(Data items)
>>>>
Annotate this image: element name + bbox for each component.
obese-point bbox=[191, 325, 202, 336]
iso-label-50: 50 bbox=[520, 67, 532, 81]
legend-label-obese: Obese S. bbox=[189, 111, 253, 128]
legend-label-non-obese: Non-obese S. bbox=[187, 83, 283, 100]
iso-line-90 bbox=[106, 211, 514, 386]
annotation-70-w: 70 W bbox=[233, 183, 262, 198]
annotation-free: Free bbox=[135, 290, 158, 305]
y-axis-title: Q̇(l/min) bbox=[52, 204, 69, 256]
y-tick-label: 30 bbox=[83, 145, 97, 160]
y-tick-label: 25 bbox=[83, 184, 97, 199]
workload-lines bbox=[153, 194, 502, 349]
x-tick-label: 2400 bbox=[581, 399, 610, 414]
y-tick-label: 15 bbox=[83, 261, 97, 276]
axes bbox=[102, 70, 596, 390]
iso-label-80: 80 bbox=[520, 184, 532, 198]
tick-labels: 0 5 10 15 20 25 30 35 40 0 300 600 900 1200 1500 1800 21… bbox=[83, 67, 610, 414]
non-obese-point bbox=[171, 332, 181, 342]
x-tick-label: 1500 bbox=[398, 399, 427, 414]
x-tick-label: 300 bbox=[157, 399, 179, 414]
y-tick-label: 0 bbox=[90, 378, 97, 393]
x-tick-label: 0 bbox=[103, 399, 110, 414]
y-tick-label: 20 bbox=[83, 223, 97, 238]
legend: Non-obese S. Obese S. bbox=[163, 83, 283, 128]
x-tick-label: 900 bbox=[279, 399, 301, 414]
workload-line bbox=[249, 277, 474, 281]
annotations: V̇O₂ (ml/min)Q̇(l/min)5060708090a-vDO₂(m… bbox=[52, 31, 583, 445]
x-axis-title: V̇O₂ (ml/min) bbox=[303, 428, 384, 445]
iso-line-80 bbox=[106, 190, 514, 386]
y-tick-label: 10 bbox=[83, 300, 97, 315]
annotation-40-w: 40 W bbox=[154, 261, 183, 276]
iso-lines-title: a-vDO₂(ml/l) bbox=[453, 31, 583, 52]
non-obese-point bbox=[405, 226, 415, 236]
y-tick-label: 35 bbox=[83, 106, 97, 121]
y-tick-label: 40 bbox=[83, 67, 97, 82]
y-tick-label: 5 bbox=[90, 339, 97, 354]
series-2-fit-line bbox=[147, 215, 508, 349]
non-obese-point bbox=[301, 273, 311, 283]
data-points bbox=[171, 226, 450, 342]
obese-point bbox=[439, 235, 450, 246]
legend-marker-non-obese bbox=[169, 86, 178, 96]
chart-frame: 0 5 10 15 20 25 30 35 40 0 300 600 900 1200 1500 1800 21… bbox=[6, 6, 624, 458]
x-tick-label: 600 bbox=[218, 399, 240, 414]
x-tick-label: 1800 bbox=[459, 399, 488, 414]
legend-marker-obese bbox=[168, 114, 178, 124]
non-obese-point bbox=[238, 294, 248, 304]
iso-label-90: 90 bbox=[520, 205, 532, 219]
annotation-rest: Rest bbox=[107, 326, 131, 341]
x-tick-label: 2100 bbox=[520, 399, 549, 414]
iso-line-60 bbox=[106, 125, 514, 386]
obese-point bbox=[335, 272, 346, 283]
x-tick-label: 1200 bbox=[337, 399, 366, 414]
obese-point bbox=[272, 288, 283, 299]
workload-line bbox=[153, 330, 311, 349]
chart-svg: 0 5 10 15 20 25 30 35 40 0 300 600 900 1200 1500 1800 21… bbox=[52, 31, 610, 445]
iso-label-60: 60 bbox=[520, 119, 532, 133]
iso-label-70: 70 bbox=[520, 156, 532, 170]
<<<<
* [EXERCISE BRIEF]:
Reproduce the entries word for word, from the beginning of the entries through the line containing "iso-label-80: 80 bbox=[520, 184, 532, 198]", inclusive.

* [RESPONSE]:
Annotate this image: element name + bbox for each component.
obese-point bbox=[191, 325, 202, 336]
iso-label-50: 50 bbox=[520, 67, 532, 81]
legend-label-obese: Obese S. bbox=[189, 111, 253, 128]
legend-label-non-obese: Non-obese S. bbox=[187, 83, 283, 100]
iso-line-90 bbox=[106, 211, 514, 386]
annotation-70-w: 70 W bbox=[233, 183, 262, 198]
annotation-free: Free bbox=[135, 290, 158, 305]
y-axis-title: Q̇(l/min) bbox=[52, 204, 69, 256]
y-tick-label: 30 bbox=[83, 145, 97, 160]
y-tick-label: 25 bbox=[83, 184, 97, 199]
workload-lines bbox=[153, 194, 502, 349]
x-tick-label: 2400 bbox=[581, 399, 610, 414]
y-tick-label: 15 bbox=[83, 261, 97, 276]
axes bbox=[102, 70, 596, 390]
iso-label-80: 80 bbox=[520, 184, 532, 198]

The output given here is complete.